Senior Judge of the United States District Court for the Eastern District of Michigan
- Incumbent
- Assumed office January 29, 2013

Judge of the United States District Court for the Eastern District of Michigan
- In office May 22, 1998 – January 29, 2013
- Appointed by: Bill Clinton
- Preceded by: Barbara Kloka Hackett
- Succeeded by: Laurie J. Michelson

Personal details
- Born: January 29, 1947 (age 79) Ann Arbor, Michigan, U.S.
- Education: University of Michigan (BA, JD)

= George Caram Steeh III =

American judge (born 1947)

George Caram Steeh III (born January 29, 1947) is a senior United States district judge of the United States District Court for the Eastern District of Michigan.

==Education and career==

Steeh was born in Ann Arbor, Michigan. He received a Bachelor of Arts degree from the University of Michigan in 1969 and a Juris Doctor from the University of Michigan Law School in 1973. He worked in the Genesee County Prosecutor's Office from 1973 to 1980, as an assistant prosecuting attorney from 1973 to 1978, and as a first assistant prosecuting attorney from 1978 to 1980. He was in private practice in Michigan from 1980 to 1988, also serving as a public administrator of Macomb County from 1986 to 1989. He was a judge on the 41-B District Court of Michigan from 1989 to 1990, and on the 16th Circuit Court of Michigan from 1990 to 1998.

[Data items]

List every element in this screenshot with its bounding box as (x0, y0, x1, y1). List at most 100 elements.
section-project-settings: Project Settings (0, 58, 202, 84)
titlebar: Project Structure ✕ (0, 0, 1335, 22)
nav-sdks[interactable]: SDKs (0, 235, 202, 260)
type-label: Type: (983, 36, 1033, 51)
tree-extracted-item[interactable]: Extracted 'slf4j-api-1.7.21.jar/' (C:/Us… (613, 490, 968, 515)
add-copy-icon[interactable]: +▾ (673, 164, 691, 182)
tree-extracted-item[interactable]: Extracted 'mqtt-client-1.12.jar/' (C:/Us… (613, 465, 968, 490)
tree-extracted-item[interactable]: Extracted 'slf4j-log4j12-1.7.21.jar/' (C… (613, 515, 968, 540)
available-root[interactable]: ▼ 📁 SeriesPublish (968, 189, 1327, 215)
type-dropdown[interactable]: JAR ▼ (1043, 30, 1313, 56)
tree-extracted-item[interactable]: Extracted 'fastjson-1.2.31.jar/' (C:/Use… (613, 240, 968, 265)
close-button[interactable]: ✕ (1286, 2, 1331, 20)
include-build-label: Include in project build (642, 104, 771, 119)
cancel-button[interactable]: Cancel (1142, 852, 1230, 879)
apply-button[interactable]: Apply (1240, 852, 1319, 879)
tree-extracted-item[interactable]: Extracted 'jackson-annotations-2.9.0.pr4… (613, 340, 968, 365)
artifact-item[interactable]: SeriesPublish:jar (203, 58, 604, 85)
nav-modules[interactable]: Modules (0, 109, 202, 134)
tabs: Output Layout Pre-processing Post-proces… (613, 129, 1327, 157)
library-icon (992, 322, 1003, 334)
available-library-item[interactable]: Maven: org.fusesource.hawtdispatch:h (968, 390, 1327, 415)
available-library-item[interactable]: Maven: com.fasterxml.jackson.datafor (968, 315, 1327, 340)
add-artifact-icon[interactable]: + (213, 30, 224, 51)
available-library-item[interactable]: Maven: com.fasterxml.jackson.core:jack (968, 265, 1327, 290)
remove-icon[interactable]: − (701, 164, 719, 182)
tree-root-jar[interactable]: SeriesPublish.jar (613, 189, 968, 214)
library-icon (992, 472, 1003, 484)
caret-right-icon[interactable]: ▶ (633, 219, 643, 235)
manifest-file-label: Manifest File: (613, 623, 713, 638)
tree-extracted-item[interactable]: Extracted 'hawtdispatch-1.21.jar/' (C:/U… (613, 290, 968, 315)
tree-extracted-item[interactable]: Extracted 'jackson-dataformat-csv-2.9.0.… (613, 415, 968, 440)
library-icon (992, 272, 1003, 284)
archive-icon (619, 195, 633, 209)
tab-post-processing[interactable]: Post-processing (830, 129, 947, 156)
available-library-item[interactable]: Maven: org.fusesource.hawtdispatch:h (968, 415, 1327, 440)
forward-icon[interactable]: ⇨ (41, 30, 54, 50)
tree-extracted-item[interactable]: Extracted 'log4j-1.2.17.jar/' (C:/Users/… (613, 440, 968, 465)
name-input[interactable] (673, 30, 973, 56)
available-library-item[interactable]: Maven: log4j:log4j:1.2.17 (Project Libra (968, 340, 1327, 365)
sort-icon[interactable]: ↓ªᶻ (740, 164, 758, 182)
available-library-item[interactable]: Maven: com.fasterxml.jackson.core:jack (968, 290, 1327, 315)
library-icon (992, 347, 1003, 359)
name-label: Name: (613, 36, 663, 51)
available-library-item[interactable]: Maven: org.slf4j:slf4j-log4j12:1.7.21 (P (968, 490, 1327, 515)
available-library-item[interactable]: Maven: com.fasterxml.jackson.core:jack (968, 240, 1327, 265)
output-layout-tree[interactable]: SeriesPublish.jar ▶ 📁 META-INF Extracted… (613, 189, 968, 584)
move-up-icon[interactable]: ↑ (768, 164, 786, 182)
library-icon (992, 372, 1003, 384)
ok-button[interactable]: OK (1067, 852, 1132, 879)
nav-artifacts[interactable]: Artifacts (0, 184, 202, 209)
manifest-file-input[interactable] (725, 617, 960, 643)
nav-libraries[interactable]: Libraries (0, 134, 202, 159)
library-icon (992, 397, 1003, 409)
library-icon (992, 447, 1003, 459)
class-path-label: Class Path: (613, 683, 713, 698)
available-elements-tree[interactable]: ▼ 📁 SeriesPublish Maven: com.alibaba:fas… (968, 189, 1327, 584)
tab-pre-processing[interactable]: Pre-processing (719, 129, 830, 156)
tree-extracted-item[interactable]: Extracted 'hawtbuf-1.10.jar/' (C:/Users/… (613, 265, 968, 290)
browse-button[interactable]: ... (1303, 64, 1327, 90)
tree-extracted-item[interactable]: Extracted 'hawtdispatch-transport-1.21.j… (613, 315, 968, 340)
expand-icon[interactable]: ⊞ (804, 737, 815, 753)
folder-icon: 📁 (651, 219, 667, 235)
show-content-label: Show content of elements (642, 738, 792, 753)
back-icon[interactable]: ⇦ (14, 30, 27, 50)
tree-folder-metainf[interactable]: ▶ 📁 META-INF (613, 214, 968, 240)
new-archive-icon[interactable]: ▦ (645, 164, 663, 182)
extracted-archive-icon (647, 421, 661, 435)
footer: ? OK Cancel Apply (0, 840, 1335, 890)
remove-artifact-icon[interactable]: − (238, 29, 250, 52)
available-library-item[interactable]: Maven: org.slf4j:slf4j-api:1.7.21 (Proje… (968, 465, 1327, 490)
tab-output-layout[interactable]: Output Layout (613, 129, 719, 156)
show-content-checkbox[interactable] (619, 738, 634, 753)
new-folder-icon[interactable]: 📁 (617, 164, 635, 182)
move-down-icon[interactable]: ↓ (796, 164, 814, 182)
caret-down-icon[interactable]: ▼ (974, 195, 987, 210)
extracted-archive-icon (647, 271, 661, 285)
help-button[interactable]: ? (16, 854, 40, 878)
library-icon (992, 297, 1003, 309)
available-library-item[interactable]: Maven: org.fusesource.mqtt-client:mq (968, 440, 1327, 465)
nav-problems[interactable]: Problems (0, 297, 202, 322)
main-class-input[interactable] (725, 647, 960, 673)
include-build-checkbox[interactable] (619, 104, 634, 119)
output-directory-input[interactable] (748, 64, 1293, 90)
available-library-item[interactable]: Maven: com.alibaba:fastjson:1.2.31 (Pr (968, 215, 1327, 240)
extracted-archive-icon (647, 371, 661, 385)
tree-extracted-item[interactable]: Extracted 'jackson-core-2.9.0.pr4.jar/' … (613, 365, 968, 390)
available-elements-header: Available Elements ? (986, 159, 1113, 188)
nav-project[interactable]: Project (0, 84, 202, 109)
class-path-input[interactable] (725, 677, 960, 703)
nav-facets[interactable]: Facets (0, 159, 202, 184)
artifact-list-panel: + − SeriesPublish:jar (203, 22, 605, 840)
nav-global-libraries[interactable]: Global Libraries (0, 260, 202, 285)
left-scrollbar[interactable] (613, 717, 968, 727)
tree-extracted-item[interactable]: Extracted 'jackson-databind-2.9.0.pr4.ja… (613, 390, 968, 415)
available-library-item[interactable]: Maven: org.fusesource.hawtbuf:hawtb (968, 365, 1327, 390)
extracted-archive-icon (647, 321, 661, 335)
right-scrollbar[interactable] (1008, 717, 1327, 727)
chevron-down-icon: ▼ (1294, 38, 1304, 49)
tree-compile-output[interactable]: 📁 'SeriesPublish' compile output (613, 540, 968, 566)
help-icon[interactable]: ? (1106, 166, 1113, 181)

--- Work to complete ---
(a) In the biography of George Caram Steeh III, which office employed him from 1973 to 1980?
(b) Carry on the George Caram Steeh III biography from its last sentence.

--- Numbered answers ---
(a) The Genesee County Prosecutor's Office.

(b)
===Federal judicial service===

On September 24, 1997, Steeh was nominated by President Bill Clinton to a seat on the United States District Court for the Eastern District of Michigan vacated by Judge Barbara Kloka Hackett. He was confirmed by the United States Senate on May 13, 1998, and received his commission on May 22, 1998. He assumed senior status on January 29, 2013.

==Notable case==

In October 2010, he was the first of several federal court judges to hear a case concerning the constitutionality of the Affordable Care Act. The main question here is whether the Commerce Clause of the Constitution of the United States gives the United States Congress the authority to buy any commercial product, which in this case is health insurance. Steeh ruled that the Act is constitutional, writing: "These decisions, viewed in the aggregate have clear and direct impacts on health care providers, taxpayers and the insured population who ultimately pay for the care provided to those who go without insurance," and that choosing not to obtain health insurance qualifies as an example of "activities that substantially affect interstate commerce." According to the Supreme Court of the United States, if a federal law arbitrates activities that substantially affect interstate commerce, then that law complies with the Commerce Clause.

Steeh tossed a civil rights lawsuit filed by a couple who claimed Detroit police officers operating as a “dog death squad” shot and killed their three dogs during a marijuana raid. He dismissed the suit filed by Kevin Thomas and Nikita Smith against Detroit police officers, saying they couldn’t recover because their dogs did not have a city license. Steeh reasoned that, because the dogs were unlicensed, Thomas and Smith had no legitimate possessory interest in the dogs, and there could be no violation of the Fourth Amendment. “When a person owns a dog that is unlicensed, in the eyes of the law it is no different than owning any other type of illegal property or contraband,” Steeh wrote. As precedent, Steeh cited a decision by the Chicago-based 7th U.S. Circuit Court of Appeals that held a plaintiff didn’t have a legitimate possessory interest in an unregistered submachine gun seized by police without a warrant.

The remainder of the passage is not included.